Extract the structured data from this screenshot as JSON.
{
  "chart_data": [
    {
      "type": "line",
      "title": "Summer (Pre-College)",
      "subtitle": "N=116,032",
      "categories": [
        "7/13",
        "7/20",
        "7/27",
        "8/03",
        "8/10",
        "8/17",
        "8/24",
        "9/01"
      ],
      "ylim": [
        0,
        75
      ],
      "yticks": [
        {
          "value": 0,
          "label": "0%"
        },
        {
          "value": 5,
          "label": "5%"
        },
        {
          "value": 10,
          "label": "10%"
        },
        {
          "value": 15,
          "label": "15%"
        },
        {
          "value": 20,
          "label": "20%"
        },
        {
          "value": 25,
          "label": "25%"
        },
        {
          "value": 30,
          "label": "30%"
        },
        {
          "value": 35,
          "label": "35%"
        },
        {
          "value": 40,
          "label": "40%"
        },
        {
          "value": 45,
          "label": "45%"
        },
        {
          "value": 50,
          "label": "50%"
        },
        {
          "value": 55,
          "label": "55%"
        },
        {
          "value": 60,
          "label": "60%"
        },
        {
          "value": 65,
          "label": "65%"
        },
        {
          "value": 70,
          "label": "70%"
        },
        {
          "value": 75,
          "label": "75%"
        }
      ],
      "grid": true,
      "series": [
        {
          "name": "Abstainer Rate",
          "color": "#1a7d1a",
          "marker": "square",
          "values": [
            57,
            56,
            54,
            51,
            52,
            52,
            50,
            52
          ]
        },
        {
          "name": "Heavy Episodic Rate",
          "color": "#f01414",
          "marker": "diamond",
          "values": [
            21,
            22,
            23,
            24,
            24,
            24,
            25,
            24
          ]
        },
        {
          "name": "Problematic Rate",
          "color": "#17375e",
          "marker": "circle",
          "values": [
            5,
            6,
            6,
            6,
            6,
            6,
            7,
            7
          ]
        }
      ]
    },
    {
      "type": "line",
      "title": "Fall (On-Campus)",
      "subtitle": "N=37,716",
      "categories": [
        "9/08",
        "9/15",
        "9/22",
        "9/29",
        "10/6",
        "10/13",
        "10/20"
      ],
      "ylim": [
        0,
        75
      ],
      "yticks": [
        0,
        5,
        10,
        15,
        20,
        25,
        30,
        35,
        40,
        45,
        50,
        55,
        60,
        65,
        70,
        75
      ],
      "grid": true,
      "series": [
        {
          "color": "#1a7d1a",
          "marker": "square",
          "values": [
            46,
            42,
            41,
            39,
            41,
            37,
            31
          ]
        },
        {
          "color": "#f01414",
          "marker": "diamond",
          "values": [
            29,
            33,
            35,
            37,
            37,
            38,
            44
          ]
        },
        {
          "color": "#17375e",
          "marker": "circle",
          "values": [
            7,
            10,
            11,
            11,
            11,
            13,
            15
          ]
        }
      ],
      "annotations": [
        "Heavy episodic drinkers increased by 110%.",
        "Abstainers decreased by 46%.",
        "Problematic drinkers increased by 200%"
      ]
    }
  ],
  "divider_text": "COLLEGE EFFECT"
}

● **What is asked**: Scan the material line by line and report each one that contains "increased".

● **Answer below**:
        "Heavy episodic drinkers increased by 110%.",
        "Problematic drinkers increased by 200%"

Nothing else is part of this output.